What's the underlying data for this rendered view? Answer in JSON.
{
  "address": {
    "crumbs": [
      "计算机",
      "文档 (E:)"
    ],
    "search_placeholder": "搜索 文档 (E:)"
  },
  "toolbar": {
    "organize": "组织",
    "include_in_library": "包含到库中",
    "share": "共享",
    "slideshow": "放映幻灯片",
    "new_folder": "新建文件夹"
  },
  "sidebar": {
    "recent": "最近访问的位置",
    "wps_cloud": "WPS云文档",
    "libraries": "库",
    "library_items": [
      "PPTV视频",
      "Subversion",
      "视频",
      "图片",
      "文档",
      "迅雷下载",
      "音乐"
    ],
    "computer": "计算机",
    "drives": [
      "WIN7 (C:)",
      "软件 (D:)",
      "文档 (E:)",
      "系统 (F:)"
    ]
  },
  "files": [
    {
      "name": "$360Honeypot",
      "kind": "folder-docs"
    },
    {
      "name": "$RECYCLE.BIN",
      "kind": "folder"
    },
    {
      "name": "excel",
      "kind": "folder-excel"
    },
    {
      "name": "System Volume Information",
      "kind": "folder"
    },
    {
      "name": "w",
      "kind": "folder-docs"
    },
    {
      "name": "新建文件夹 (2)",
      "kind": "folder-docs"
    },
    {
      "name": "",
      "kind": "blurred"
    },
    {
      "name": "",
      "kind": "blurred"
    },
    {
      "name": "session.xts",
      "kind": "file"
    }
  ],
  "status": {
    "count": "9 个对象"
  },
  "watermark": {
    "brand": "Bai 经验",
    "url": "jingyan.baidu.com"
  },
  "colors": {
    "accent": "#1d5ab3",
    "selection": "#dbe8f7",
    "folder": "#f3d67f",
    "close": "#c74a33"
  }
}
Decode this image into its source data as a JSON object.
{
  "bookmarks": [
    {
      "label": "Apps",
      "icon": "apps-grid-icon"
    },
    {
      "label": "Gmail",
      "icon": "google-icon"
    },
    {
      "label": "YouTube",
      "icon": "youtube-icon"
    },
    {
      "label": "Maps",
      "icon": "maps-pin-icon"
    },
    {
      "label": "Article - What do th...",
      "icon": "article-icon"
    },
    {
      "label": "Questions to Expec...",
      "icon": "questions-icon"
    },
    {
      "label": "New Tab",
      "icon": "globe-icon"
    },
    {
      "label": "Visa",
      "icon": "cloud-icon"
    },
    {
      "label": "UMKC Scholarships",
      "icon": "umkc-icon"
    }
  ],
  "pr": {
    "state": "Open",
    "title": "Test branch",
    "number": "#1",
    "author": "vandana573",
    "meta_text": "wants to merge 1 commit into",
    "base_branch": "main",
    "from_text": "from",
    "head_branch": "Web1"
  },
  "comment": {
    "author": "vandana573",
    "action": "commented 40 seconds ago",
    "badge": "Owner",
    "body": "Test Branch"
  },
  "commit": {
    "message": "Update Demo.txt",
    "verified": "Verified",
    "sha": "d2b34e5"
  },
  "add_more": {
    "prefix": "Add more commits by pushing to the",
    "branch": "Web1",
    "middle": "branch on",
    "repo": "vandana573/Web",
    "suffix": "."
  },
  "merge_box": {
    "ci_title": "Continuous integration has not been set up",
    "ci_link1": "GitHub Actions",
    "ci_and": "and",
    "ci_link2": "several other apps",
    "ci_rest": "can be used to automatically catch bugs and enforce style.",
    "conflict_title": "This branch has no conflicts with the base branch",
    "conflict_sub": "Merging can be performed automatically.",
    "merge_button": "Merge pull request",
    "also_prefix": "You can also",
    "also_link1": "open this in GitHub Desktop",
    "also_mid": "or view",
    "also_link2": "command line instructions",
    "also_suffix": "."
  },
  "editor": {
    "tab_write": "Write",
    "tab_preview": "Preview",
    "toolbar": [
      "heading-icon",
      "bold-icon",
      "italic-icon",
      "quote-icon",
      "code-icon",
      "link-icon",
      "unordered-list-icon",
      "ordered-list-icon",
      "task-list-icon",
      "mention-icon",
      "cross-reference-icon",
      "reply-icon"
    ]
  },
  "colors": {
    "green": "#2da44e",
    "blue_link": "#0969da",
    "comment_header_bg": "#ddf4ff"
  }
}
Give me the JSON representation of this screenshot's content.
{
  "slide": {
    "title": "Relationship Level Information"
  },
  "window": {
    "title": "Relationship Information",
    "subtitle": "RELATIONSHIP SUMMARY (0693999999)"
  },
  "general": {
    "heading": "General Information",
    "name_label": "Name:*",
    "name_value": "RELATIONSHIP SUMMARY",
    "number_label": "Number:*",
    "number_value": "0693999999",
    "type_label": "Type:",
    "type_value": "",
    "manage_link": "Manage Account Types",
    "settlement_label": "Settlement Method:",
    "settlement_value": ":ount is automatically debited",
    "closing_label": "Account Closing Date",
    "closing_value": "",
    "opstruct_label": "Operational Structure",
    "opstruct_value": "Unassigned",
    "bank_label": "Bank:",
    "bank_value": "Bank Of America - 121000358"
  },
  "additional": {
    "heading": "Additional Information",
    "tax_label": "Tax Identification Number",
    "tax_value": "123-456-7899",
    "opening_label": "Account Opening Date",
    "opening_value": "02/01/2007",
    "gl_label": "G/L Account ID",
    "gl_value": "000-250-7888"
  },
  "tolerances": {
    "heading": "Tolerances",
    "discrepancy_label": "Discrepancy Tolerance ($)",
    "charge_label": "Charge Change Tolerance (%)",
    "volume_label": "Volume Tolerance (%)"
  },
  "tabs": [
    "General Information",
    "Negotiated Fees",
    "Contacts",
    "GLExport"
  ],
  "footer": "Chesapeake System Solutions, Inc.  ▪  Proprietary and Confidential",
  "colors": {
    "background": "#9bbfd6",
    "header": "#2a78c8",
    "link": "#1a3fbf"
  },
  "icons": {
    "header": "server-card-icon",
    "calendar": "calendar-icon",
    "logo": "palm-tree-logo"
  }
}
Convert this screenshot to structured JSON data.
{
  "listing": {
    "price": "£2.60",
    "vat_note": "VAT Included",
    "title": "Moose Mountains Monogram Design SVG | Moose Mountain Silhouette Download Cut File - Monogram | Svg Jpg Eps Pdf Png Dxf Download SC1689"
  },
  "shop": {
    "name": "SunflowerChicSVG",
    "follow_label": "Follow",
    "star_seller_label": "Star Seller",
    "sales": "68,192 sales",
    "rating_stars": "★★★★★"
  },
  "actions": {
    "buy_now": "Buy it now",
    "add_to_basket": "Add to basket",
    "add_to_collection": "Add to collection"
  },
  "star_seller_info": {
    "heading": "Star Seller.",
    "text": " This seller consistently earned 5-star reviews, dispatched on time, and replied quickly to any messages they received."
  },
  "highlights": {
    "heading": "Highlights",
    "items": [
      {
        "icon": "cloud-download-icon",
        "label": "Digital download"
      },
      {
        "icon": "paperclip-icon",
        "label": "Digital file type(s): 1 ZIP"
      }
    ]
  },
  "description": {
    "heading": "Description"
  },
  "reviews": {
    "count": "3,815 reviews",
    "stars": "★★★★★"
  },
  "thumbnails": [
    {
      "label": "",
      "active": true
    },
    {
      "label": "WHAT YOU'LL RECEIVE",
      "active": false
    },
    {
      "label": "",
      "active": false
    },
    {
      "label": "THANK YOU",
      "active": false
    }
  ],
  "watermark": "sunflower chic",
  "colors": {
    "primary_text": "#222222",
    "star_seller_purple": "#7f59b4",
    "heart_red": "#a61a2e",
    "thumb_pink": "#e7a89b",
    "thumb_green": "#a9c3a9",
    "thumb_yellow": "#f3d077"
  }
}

● **GIVEN PROBLEM**
Return all of the data precisely as it appears.

● **OUTPUT OF THE TASK**
What's the underlying data for this rendered view? Answer in JSON.
{
  "address": {
    "crumbs": [
      "计算机",
      "文档 (E:)"
    ],
    "search_placeholder": "搜索 文档 (E:)"
  },
  "toolbar": {
    "organize": "组织",
    "include_in_library": "包含到库中",
    "share": "共享",
    "slideshow": "放映幻灯片",
    "new_folder": "新建文件夹"
  },
  "sidebar": {
    "recent": "最近访问的位置",
    "wps_cloud": "WPS云文档",
    "libraries": "库",
    "library_items": [
      "PPTV视频",
      "Subversion",
      "视频",
      "图片",
      "文档",
      "迅雷下载",
      "音乐"
    ],
    "computer": "计算机",
    "drives": [
      "WIN7 (C:)",
      "软件 (D:)",
      "文档 (E:)",
      "系统 (F:)"
    ]
  },
  "files": [
    {
      "name": "$360Honeypot",
      "kind": "folder-docs"
    },
    {
      "name": "$RECYCLE.BIN",
      "kind": "folder"
    },
    {
      "name": "excel",
      "kind": "folder-excel"
    },
    {
      "name": "System Volume Information",
      "kind": "folder"
    },
    {
      "name": "w",
      "kind": "folder-docs"
    },
    {
      "name": "新建文件夹 (2)",
      "kind": "folder-docs"
    },
    {
      "name": "",
      "kind": "blurred"
    },
    {
      "name": "",
      "kind": "blurred"
    },
    {
      "name": "session.xts",
      "kind": "file"
    }
  ],
  "status": {
    "count": "9 个对象"
  },
  "watermark": {
    "brand": "Bai 经验",
    "url": "jingyan.baidu.com"
  },
  "colors": {
    "accent": "#1d5ab3",
    "selection": "#dbe8f7",
    "folder": "#f3d67f",
    "close": "#c74a33"
  }
}
Decode this image into its source data as a JSON object.
{
  "bookmarks": [
    {
      "label": "Apps",
      "icon": "apps-grid-icon"
    },
    {
      "label": "Gmail",
      "icon": "google-icon"
    },
    {
      "label": "YouTube",
      "icon": "youtube-icon"
    },
    {
      "label": "Maps",
      "icon": "maps-pin-icon"
    },
    {
      "label": "Article - What do th...",
      "icon": "article-icon"
    },
    {
      "label": "Questions to Expec...",
      "icon": "questions-icon"
    },
    {
      "label": "New Tab",
      "icon": "globe-icon"
    },
    {
      "label": "Visa",
      "icon": "cloud-icon"
    },
    {
      "label": "UMKC Scholarships",
      "icon": "umkc-icon"
    }
  ],
  "pr": {
    "state": "Open",
    "title": "Test branch",
    "number": "#1",
    "author": "vandana573",
    "meta_text": "wants to merge 1 commit into",
    "base_branch": "main",
    "from_text": "from",
    "head_branch": "Web1"
  },
  "comment": {
    "author": "vandana573",
    "action": "commented 40 seconds ago",
    "badge": "Owner",
    "body": "Test Branch"
  },
  "commit": {
    "message": "Update Demo.txt",
    "verified": "Verified",
    "sha": "d2b34e5"
  },
  "add_more": {
    "prefix": "Add more commits by pushing to the",
    "branch": "Web1",
    "middle": "branch on",
    "repo": "vandana573/Web",
    "suffix": "."
  },
  "merge_box": {
    "ci_title": "Continuous integration has not been set up",
    "ci_link1": "GitHub Actions",
    "ci_and": "and",
    "ci_link2": "several other apps",
    "ci_rest": "can be used to automatically catch bugs and enforce style.",
    "conflict_title": "This branch has no conflicts with the base branch",
    "conflict_sub": "Merging can be performed automatically.",
    "merge_button": "Merge pull request",
    "also_prefix": "You can also",
    "also_link1": "open this in GitHub Desktop",
    "also_mid": "or view",
    "also_link2": "command line instructions",
    "also_suffix": "."
  },
  "editor": {
    "tab_write": "Write",
    "tab_preview": "Preview",
    "toolbar": [
      "heading-icon",
      "bold-icon",
      "italic-icon",
      "quote-icon",
      "code-icon",
      "link-icon",
      "unordered-list-icon",
      "ordered-list-icon",
      "task-list-icon",
      "mention-icon",
      "cross-reference-icon",
      "reply-icon"
    ]
  },
  "colors": {
    "green": "#2da44e",
    "blue_link": "#0969da",
    "comment_header_bg": "#ddf4ff"
  }
}
Give me the JSON representation of this screenshot's content.
{
  "slide": {
    "title": "Relationship Level Information"
  },
  "window": {
    "title": "Relationship Information",
    "subtitle": "RELATIONSHIP SUMMARY (0693999999)"
  },
  "general": {
    "heading": "General Information",
    "name_label": "Name:*",
    "name_value": "RELATIONSHIP SUMMARY",
    "number_label": "Number:*",
    "number_value": "0693999999",
    "type_label": "Type:",
    "type_value": "",
    "manage_link": "Manage Account Types",
    "settlement_label": "Settlement Method:",
    "settlement_value": ":ount is automatically debited",
    "closing_label": "Account Closing Date",
    "closing_value": "",
    "opstruct_label": "Operational Structure",
    "opstruct_value": "Unassigned",
    "bank_label": "Bank:",
    "bank_value": "Bank Of America - 121000358"
  },
  "additional": {
    "heading": "Additional Information",
    "tax_label": "Tax Identification Number",
    "tax_value": "123-456-7899",
    "opening_label": "Account Opening Date",
    "opening_value": "02/01/2007",
    "gl_label": "G/L Account ID",
    "gl_value": "000-250-7888"
  },
  "tolerances": {
    "heading": "Tolerances",
    "discrepancy_label": "Discrepancy Tolerance ($)",
    "charge_label": "Charge Change Tolerance (%)",
    "volume_label": "Volume Tolerance (%)"
  },
  "tabs": [
    "General Information",
    "Negotiated Fees",
    "Contacts",
    "GLExport"
  ],
  "footer": "Chesapeake System Solutions, Inc.  ▪  Proprietary and Confidential",
  "colors": {
    "background": "#9bbfd6",
    "header": "#2a78c8",
    "link": "#1a3fbf"
  },
  "icons": {
    "header": "server-card-icon",
    "calendar": "calendar-icon",
    "logo": "palm-tree-logo"
  }
}
Convert this screenshot to structured JSON data.
{
  "listing": {
    "price": "£2.60",
    "vat_note": "VAT Included",
    "title": "Moose Mountains Monogram Design SVG | Moose Mountain Silhouette Download Cut File - Monogram | Svg Jpg Eps Pdf Png Dxf Download SC1689"
  },
  "shop": {
    "name": "SunflowerChicSVG",
    "follow_label": "Follow",
    "star_seller_label": "Star Seller",
    "sales": "68,192 sales",
    "rating_stars": "★★★★★"
  },
  "actions": {
    "buy_now": "Buy it now",
    "add_to_basket": "Add to basket",
    "add_to_collection": "Add to collection"
  },
  "star_seller_info": {
    "heading": "Star Seller.",
    "text": " This seller consistently earned 5-star reviews, dispatched on time, and replied quickly to any messages they received."
  },
  "highlights": {
    "heading": "Highlights",
    "items": [
      {
        "icon": "cloud-download-icon",
        "label": "Digital download"
      },
      {
        "icon": "paperclip-icon",
        "label": "Digital file type(s): 1 ZIP"
      }
    ]
  },
  "description": {
    "heading": "Description"
  },
  "reviews": {
    "count": "3,815 reviews",
    "stars": "★★★★★"
  },
  "thumbnails": [
    {
      "label": "",
      "active": true
    },
    {
      "label": "WHAT YOU'LL RECEIVE",
      "active": false
    },
    {
      "label": "",
      "active": false
    },
    {
      "label": "THANK YOU",
      "active": false
    }
  ],
  "watermark": "sunflower chic",
  "colors": {
    "primary_text": "#222222",
    "star_seller_purple": "#7f59b4",
    "heart_red": "#a61a2e",
    "thumb_pink": "#e7a89b",
    "thumb_green": "#a9c3a9",
    "thumb_yellow": "#f3d077"
  }
}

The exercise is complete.